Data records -
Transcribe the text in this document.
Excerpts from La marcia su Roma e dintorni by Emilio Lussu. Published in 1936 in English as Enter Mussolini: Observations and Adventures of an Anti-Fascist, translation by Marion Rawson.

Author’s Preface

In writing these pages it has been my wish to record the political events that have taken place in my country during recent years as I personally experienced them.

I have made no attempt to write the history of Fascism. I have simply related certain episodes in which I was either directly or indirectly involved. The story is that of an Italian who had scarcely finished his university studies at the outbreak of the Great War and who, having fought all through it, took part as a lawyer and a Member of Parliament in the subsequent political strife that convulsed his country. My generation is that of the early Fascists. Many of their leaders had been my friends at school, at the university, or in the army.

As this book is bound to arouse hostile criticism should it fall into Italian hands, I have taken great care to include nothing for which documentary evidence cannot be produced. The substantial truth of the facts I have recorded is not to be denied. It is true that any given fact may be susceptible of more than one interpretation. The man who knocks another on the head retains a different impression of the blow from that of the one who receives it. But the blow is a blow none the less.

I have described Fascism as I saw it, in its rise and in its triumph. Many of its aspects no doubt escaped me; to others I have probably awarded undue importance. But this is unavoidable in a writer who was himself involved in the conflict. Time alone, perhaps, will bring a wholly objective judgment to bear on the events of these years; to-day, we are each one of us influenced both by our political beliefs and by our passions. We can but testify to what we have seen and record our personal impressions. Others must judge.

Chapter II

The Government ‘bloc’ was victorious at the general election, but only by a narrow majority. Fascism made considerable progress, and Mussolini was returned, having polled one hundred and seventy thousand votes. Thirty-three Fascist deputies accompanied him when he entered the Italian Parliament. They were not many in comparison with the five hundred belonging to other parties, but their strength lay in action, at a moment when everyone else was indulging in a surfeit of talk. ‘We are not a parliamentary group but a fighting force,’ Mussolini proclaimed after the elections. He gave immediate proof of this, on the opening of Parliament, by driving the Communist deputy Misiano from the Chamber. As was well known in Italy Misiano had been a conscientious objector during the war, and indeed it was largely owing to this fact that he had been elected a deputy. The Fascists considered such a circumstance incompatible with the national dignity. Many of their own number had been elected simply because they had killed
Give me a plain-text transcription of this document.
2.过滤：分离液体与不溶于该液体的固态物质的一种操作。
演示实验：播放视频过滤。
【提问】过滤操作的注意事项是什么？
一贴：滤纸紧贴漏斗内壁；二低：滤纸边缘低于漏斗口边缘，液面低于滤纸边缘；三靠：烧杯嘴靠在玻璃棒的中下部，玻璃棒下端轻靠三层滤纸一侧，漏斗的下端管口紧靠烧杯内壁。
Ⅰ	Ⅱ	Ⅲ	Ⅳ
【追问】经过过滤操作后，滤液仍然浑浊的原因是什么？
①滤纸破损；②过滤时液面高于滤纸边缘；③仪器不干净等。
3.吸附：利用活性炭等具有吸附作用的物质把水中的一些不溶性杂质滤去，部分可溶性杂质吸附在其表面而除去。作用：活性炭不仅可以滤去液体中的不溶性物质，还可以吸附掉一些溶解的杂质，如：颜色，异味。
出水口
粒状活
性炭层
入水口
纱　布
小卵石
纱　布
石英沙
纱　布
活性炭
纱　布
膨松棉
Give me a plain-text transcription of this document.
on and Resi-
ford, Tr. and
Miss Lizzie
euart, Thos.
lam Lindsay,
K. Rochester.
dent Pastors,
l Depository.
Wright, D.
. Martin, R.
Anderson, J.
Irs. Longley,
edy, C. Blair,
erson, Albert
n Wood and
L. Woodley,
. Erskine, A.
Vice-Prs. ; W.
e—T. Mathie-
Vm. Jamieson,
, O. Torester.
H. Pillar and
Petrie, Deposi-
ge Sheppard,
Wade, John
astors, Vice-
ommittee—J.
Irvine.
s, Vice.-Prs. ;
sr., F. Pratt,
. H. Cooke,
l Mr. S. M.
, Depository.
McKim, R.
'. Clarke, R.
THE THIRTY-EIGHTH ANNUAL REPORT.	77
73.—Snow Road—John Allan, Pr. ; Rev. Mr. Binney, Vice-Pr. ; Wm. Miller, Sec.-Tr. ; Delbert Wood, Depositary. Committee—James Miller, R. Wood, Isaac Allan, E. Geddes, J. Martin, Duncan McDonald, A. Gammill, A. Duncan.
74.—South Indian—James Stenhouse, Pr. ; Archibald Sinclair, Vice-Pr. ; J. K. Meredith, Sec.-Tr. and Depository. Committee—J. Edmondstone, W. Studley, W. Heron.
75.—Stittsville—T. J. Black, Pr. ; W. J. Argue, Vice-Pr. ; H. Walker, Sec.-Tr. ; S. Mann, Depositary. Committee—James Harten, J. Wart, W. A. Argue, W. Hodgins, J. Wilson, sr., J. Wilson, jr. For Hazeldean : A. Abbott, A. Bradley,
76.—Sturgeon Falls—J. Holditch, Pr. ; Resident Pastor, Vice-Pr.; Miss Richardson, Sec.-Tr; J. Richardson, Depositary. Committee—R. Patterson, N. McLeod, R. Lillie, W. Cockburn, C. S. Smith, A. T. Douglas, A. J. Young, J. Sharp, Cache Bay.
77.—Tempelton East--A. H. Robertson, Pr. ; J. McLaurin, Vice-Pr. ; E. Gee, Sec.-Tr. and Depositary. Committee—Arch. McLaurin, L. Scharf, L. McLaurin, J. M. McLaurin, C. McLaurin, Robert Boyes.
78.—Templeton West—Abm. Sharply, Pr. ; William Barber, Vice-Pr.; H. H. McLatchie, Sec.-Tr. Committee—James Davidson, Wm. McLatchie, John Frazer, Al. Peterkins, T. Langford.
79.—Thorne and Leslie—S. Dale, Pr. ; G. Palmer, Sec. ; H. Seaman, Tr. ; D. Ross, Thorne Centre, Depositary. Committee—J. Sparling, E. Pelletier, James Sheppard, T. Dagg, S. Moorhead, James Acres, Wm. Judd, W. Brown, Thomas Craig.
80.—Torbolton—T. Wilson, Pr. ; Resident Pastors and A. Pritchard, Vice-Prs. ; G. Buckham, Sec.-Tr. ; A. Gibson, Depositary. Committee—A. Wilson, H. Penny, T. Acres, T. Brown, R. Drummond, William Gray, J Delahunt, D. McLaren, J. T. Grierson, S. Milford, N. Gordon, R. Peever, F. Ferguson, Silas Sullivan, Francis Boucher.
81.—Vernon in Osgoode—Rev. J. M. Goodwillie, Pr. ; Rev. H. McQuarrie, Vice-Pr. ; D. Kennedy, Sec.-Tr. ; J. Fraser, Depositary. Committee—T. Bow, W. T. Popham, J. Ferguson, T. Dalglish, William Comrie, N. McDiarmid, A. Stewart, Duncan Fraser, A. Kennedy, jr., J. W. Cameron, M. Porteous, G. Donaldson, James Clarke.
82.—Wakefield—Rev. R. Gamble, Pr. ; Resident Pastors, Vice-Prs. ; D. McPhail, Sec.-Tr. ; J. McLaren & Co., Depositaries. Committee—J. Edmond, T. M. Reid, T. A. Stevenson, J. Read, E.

Your instructions - From the records above, extract every line exactly as it stands.

Worked solution -
Transcribe the text in this document.
Excerpts from La marcia su Roma e dintorni by Emilio Lussu. Published in 1936 in English as Enter Mussolini: Observations and Adventures of an Anti-Fascist, translation by Marion Rawson.

Author’s Preface

In writing these pages it has been my wish to record the political events that have taken place in my country during recent years as I personally experienced them.

I have made no attempt to write the history of Fascism. I have simply related certain episodes in which I was either directly or indirectly involved. The story is that of an Italian who had scarcely finished his university studies at the outbreak of the Great War and who, having fought all through it, took part as a lawyer and a Member of Parliament in the subsequent political strife that convulsed his country. My generation is that of the early Fascists. Many of their leaders had been my friends at school, at the university, or in the army.

As this book is bound to arouse hostile criticism should it fall into Italian hands, I have taken great care to include nothing for which documentary evidence cannot be produced. The substantial truth of the facts I have recorded is not to be denied. It is true that any given fact may be susceptible of more than one interpretation. The man who knocks another on the head retains a different impression of the blow from that of the one who receives it. But the blow is a blow none the less.

I have described Fascism as I saw it, in its rise and in its triumph. Many of its aspects no doubt escaped me; to others I have probably awarded undue importance. But this is unavoidable in a writer who was himself involved in the conflict. Time alone, perhaps, will bring a wholly objective judgment to bear on the events of these years; to-day, we are each one of us influenced both by our political beliefs and by our passions. We can but testify to what we have seen and record our personal impressions. Others must judge.

Chapter II

The Government ‘bloc’ was victorious at the general election, but only by a narrow majority. Fascism made considerable progress, and Mussolini was returned, having polled one hundred and seventy thousand votes. Thirty-three Fascist deputies accompanied him when he entered the Italian Parliament. They were not many in comparison with the five hundred belonging to other parties, but their strength lay in action, at a moment when everyone else was indulging in a surfeit of talk. ‘We are not a parliamentary group but a fighting force,’ Mussolini proclaimed after the elections. He gave immediate proof of this, on the opening of Parliament, by driving the Communist deputy Misiano from the Chamber. As was well known in Italy Misiano had been a conscientious objector during the war, and indeed it was largely owing to this fact that he had been elected a deputy. The Fascists considered such a circumstance incompatible with the national dignity. Many of their own number had been elected simply because they had killed
Give me a plain-text transcription of this document.
2.过滤：分离液体与不溶于该液体的固态物质的一种操作。
演示实验：播放视频过滤。
【提问】过滤操作的注意事项是什么？
一贴：滤纸紧贴漏斗内壁；二低：滤纸边缘低于漏斗口边缘，液面低于滤纸边缘；三靠：烧杯嘴靠在玻璃棒的中下部，玻璃棒下端轻靠三层滤纸一侧，漏斗的下端管口紧靠烧杯内壁。
Ⅰ	Ⅱ	Ⅲ	Ⅳ
【追问】经过过滤操作后，滤液仍然浑浊的原因是什么？
①滤纸破损；②过滤时液面高于滤纸边缘；③仪器不干净等。
3.吸附：利用活性炭等具有吸附作用的物质把水中的一些不溶性杂质滤去，部分可溶性杂质吸附在其表面而除去。作用：活性炭不仅可以滤去液体中的不溶性物质，还可以吸附掉一些溶解的杂质，如：颜色，异味。
出水口
粒状活
性炭层
入水口
纱　布
小卵石
纱　布
石英沙
纱　布
活性炭
纱　布
膨松棉
Give me a plain-text transcription of this document.
on and Resi-
ford, Tr. and
Miss Lizzie
euart, Thos.
lam Lindsay,
K. Rochester.
dent Pastors,
l Depository.
Wright, D.
. Martin, R.
Anderson, J.
Irs. Longley,
edy, C. Blair,
erson, Albert
n Wood and
L. Woodley,
. Erskine, A.
Vice-Prs. ; W.
e—T. Mathie-
Vm. Jamieson,
, O. Torester.
H. Pillar and
Petrie, Deposi-
ge Sheppard,
Wade, John
astors, Vice-
ommittee—J.
Irvine.
s, Vice.-Prs. ;
sr., F. Pratt,
. H. Cooke,
l Mr. S. M.
, Depository.
McKim, R.
'. Clarke, R.
THE THIRTY-EIGHTH ANNUAL REPORT.	77
73.—Snow Road—John Allan, Pr. ; Rev. Mr. Binney, Vice-Pr. ; Wm. Miller, Sec.-Tr. ; Delbert Wood, Depositary. Committee—James Miller, R. Wood, Isaac Allan, E. Geddes, J. Martin, Duncan McDonald, A. Gammill, A. Duncan.
74.—South Indian—James Stenhouse, Pr. ; Archibald Sinclair, Vice-Pr. ; J. K. Meredith, Sec.-Tr. and Depository. Committee—J. Edmondstone, W. Studley, W. Heron.
75.—Stittsville—T. J. Black, Pr. ; W. J. Argue, Vice-Pr. ; H. Walker, Sec.-Tr. ; S. Mann, Depositary. Committee—James Harten, J. Wart, W. A. Argue, W. Hodgins, J. Wilson, sr., J. Wilson, jr. For Hazeldean : A. Abbott, A. Bradley,
76.—Sturgeon Falls—J. Holditch, Pr. ; Resident Pastor, Vice-Pr.; Miss Richardson, Sec.-Tr; J. Richardson, Depositary. Committee—R. Patterson, N. McLeod, R. Lillie, W. Cockburn, C. S. Smith, A. T. Douglas, A. J. Young, J. Sharp, Cache Bay.
77.—Tempelton East--A. H. Robertson, Pr. ; J. McLaurin, Vice-Pr. ; E. Gee, Sec.-Tr. and Depositary. Committee—Arch. McLaurin, L. Scharf, L. McLaurin, J. M. McLaurin, C. McLaurin, Robert Boyes.
78.—Templeton West—Abm. Sharply, Pr. ; William Barber, Vice-Pr.; H. H. McLatchie, Sec.-Tr. Committee—James Davidson, Wm. McLatchie, John Frazer, Al. Peterkins, T. Langford.
79.—Thorne and Leslie—S. Dale, Pr. ; G. Palmer, Sec. ; H. Seaman, Tr. ; D. Ross, Thorne Centre, Depositary. Committee—J. Sparling, E. Pelletier, James Sheppard, T. Dagg, S. Moorhead, James Acres, Wm. Judd, W. Brown, Thomas Craig.
80.—Torbolton—T. Wilson, Pr. ; Resident Pastors and A. Pritchard, Vice-Prs. ; G. Buckham, Sec.-Tr. ; A. Gibson, Depositary. Committee—A. Wilson, H. Penny, T. Acres, T. Brown, R. Drummond, William Gray, J Delahunt, D. McLaren, J. T. Grierson, S. Milford, N. Gordon, R. Peever, F. Ferguson, Silas Sullivan, Francis Boucher.
81.—Vernon in Osgoode—Rev. J. M. Goodwillie, Pr. ; Rev. H. McQuarrie, Vice-Pr. ; D. Kennedy, Sec.-Tr. ; J. Fraser, Depositary. Committee—T. Bow, W. T. Popham, J. Ferguson, T. Dalglish, William Comrie, N. McDiarmid, A. Stewart, Duncan Fraser, A. Kennedy, jr., J. W. Cameron, M. Porteous, G. Donaldson, James Clarke.
82.—Wakefield—Rev. R. Gamble, Pr. ; Resident Pastors, Vice-Prs. ; D. McPhail, Sec.-Tr. ; J. McLaren & Co., Depositaries. Committee—J. Edmond, T. M. Reid, T. A. Stevenson, J. Read, E.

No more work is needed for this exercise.